» **Your task**
Repeat every record below exactly, leaving out the pictures.
━━━ Dataset records
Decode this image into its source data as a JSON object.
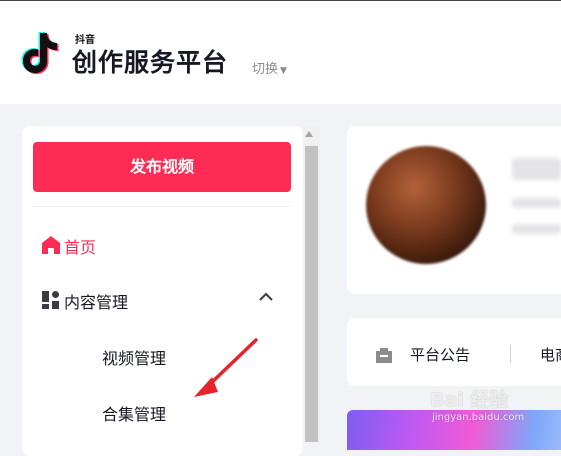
{
  "header": {
    "logo_small": "抖音",
    "logo_title": "创作服务平台",
    "switch_label": "切换"
  },
  "sidebar": {
    "publish_label": "发布视频",
    "items": [
      {
        "label": "首页",
        "icon": "home-icon",
        "active": true
      },
      {
        "label": "内容管理",
        "icon": "grid-icon",
        "expanded": true,
        "children": [
          {
            "label": "视频管理"
          },
          {
            "label": "合集管理"
          }
        ]
      }
    ]
  },
  "notice": {
    "label": "平台公告",
    "next_label": "电商"
  },
  "watermark": {
    "text": "Bai 经验",
    "url": "jingyan.baidu.com"
  },
  "colors": {
    "brand": "#fe2c55",
    "text": "#161823",
    "muted": "#8a8b91"
  }
}
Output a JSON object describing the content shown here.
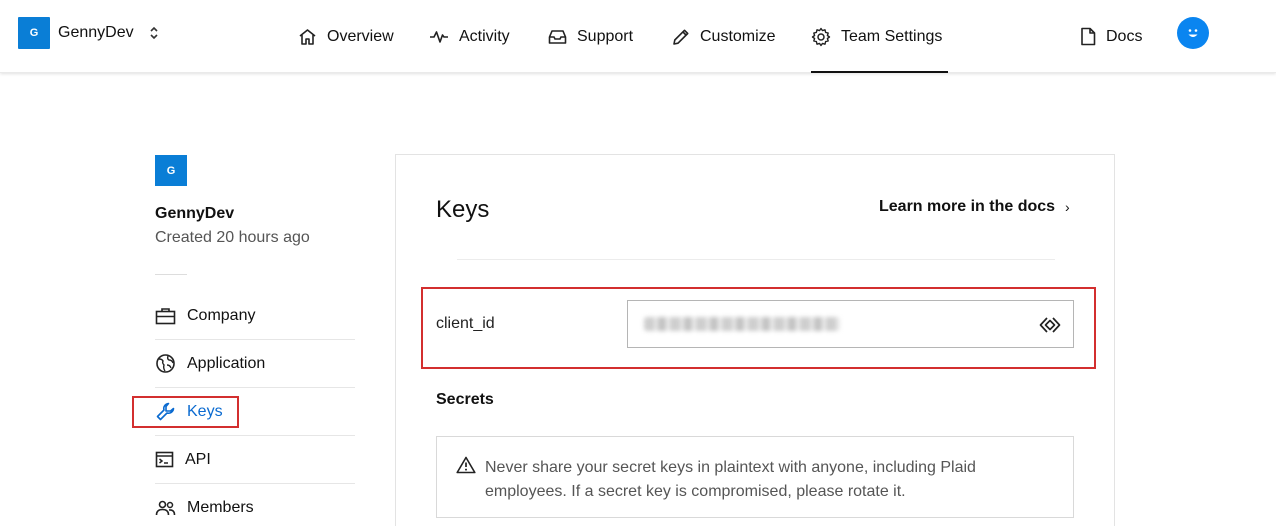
{
  "header": {
    "team_badge": "G",
    "team_name": "GennyDev",
    "nav": [
      {
        "label": "Overview",
        "icon": "home-icon"
      },
      {
        "label": "Activity",
        "icon": "activity-icon"
      },
      {
        "label": "Support",
        "icon": "inbox-icon"
      },
      {
        "label": "Customize",
        "icon": "pencil-icon"
      },
      {
        "label": "Team Settings",
        "icon": "gear-icon",
        "active": true
      }
    ],
    "docs_label": "Docs"
  },
  "sidebar": {
    "team_badge": "G",
    "team_name": "GennyDev",
    "created": "Created 20 hours ago",
    "items": [
      {
        "label": "Company",
        "icon": "briefcase-icon"
      },
      {
        "label": "Application",
        "icon": "globe-icon"
      },
      {
        "label": "Keys",
        "icon": "wrench-icon",
        "active": true
      },
      {
        "label": "API",
        "icon": "terminal-icon"
      },
      {
        "label": "Members",
        "icon": "people-icon"
      }
    ]
  },
  "main": {
    "title": "Keys",
    "learn_more": "Learn more in the docs",
    "client_id_label": "client_id",
    "secrets_heading": "Secrets",
    "warning": "Never share your secret keys in plaintext with anyone, including Plaid employees. If a secret key is compromised, please rotate it."
  },
  "colors": {
    "accent": "#0a7ed6",
    "active_link": "#0a6ad0",
    "highlight": "#d32f2f"
  }
}
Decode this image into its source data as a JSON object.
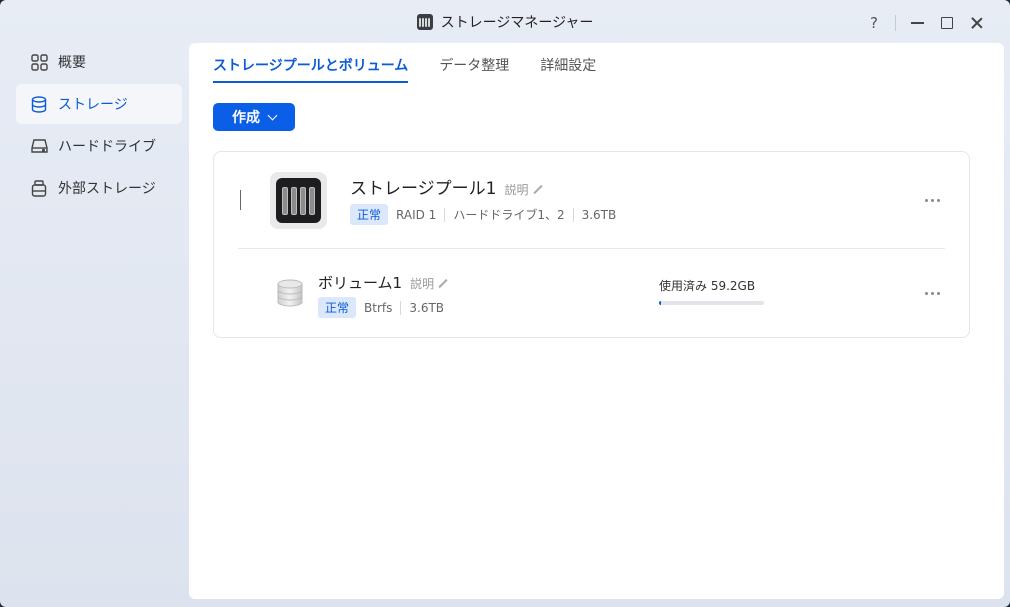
{
  "window": {
    "title": "ストレージマネージャー",
    "help": "?"
  },
  "sidebar": {
    "items": [
      {
        "label": "概要",
        "icon": "grid-icon",
        "active": false
      },
      {
        "label": "ストレージ",
        "icon": "database-icon",
        "active": true
      },
      {
        "label": "ハードドライブ",
        "icon": "hard-drive-icon",
        "active": false
      },
      {
        "label": "外部ストレージ",
        "icon": "external-storage-icon",
        "active": false
      }
    ]
  },
  "tabs": [
    {
      "label": "ストレージプールとボリューム",
      "active": true
    },
    {
      "label": "データ整理",
      "active": false
    },
    {
      "label": "詳細設定",
      "active": false
    }
  ],
  "toolbar": {
    "create_label": "作成"
  },
  "pool": {
    "name": "ストレージプール1",
    "desc_label": "説明",
    "status": "正常",
    "raid": "RAID 1",
    "drives": "ハードドライブ1、2",
    "size": "3.6TB"
  },
  "volume": {
    "name": "ボリューム1",
    "desc_label": "説明",
    "status": "正常",
    "fs": "Btrfs",
    "size": "3.6TB",
    "usage_label": "使用済み 59.2GB",
    "usage_fraction": 0.016
  },
  "colors": {
    "accent": "#0a5fe6",
    "badge_bg": "#dbe8fb"
  }
}
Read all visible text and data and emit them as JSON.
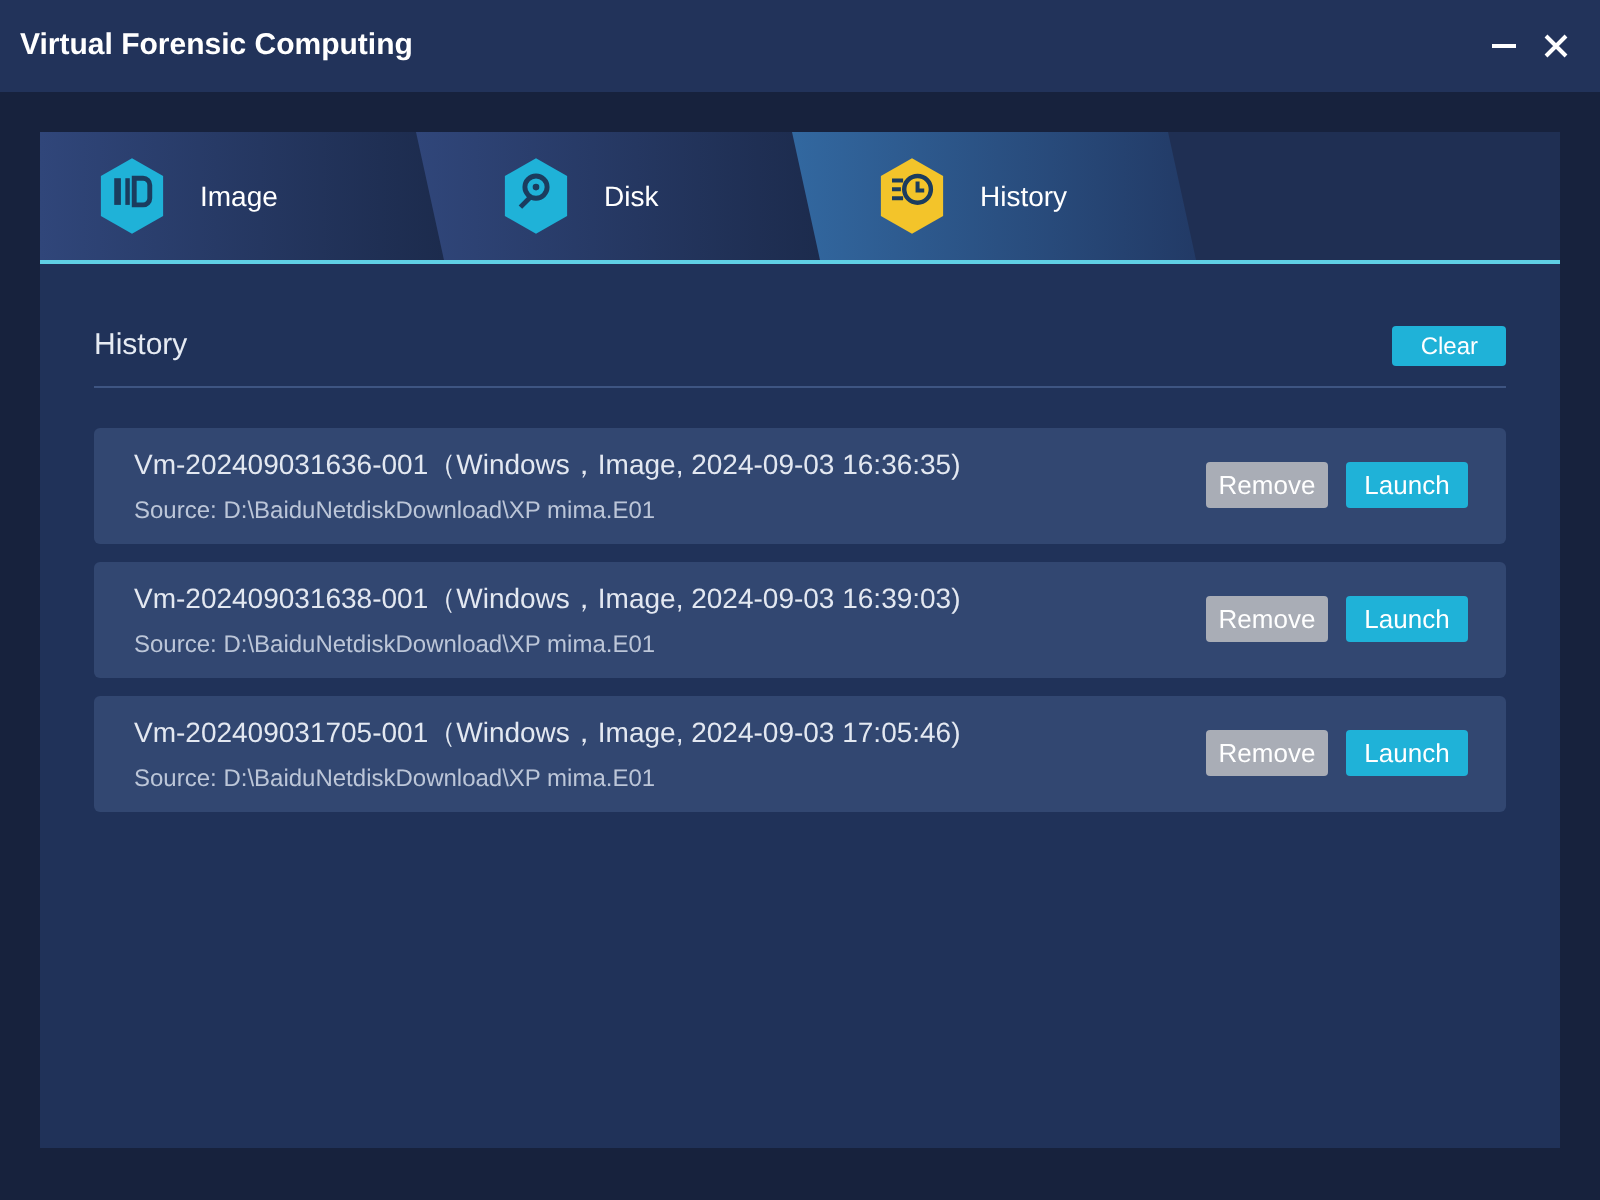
━━━━━━
» **Reply**
Decode this image into its source data as a JSON object.
{
  "header": {
    "logo_small": "抖音",
    "logo_title": "创作服务平台",
    "switch_label": "切换"
  },
  "sidebar": {
    "publish_label": "发布视频",
    "items": [
      {
        "label": "首页",
        "icon": "home-icon",
        "active": true
      },
      {
        "label": "内容管理",
        "icon": "grid-icon",
        "expanded": true,
        "children": [
          {
            "label": "视频管理"
          },
          {
            "label": "合集管理"
          }
        ]
      }
    ]
  },
  "notice": {
    "label": "平台公告",
    "next_label": "电商"
  },
  "watermark": {
    "text": "Bai 经验",
    "url": "jingyan.baidu.com"
  },
  "colors": {
    "brand": "#fe2c55",
    "text": "#161823",
    "muted": "#8a8b91"
  }
}
Output a JSON object describing the content shown here.
{
  "header": {
    "team_badge": "G",
    "team_name": "GennyDev",
    "nav": [
      {
        "label": "Overview",
        "icon": "home-icon"
      },
      {
        "label": "Activity",
        "icon": "activity-icon"
      },
      {
        "label": "Support",
        "icon": "inbox-icon"
      },
      {
        "label": "Customize",
        "icon": "pencil-icon"
      },
      {
        "label": "Team Settings",
        "icon": "gear-icon",
        "active": true
      }
    ],
    "docs_label": "Docs"
  },
  "sidebar": {
    "team_badge": "G",
    "team_name": "GennyDev",
    "created": "Created 20 hours ago",
    "items": [
      {
        "label": "Company",
        "icon": "briefcase-icon"
      },
      {
        "label": "Application",
        "icon": "globe-icon"
      },
      {
        "label": "Keys",
        "icon": "wrench-icon",
        "active": true
      },
      {
        "label": "API",
        "icon": "terminal-icon"
      },
      {
        "label": "Members",
        "icon": "people-icon"
      }
    ]
  },
  "main": {
    "title": "Keys",
    "learn_more": "Learn more in the docs",
    "client_id_label": "client_id",
    "secrets_heading": "Secrets",
    "warning": "Never share your secret keys in plaintext with anyone, including Plaid employees. If a secret key is compromised, please rotate it."
  },
  "colors": {
    "accent": "#0a7ed6",
    "active_link": "#0a6ad0",
    "highlight": "#d32f2f"
  }
}
Decode this image into its source data as a JSON object.
{
  "window": {
    "title": "ストレージマネージャー",
    "help": "?"
  },
  "sidebar": {
    "items": [
      {
        "label": "概要",
        "icon": "grid-icon",
        "active": false
      },
      {
        "label": "ストレージ",
        "icon": "database-icon",
        "active": true
      },
      {
        "label": "ハードドライブ",
        "icon": "hard-drive-icon",
        "active": false
      },
      {
        "label": "外部ストレージ",
        "icon": "external-storage-icon",
        "active": false
      }
    ]
  },
  "tabs": [
    {
      "label": "ストレージプールとボリューム",
      "active": true
    },
    {
      "label": "データ整理",
      "active": false
    },
    {
      "label": "詳細設定",
      "active": false
    }
  ],
  "toolbar": {
    "create_label": "作成"
  },
  "pool": {
    "name": "ストレージプール1",
    "desc_label": "説明",
    "status": "正常",
    "raid": "RAID 1",
    "drives": "ハードドライブ1、2",
    "size": "3.6TB"
  },
  "volume": {
    "name": "ボリューム1",
    "desc_label": "説明",
    "status": "正常",
    "fs": "Btrfs",
    "size": "3.6TB",
    "usage_label": "使用済み 59.2GB",
    "usage_fraction": 0.016
  },
  "colors": {
    "accent": "#0a5fe6",
    "badge_bg": "#dbe8fb"
  }
}
Read all visible text and data and emit them as JSON.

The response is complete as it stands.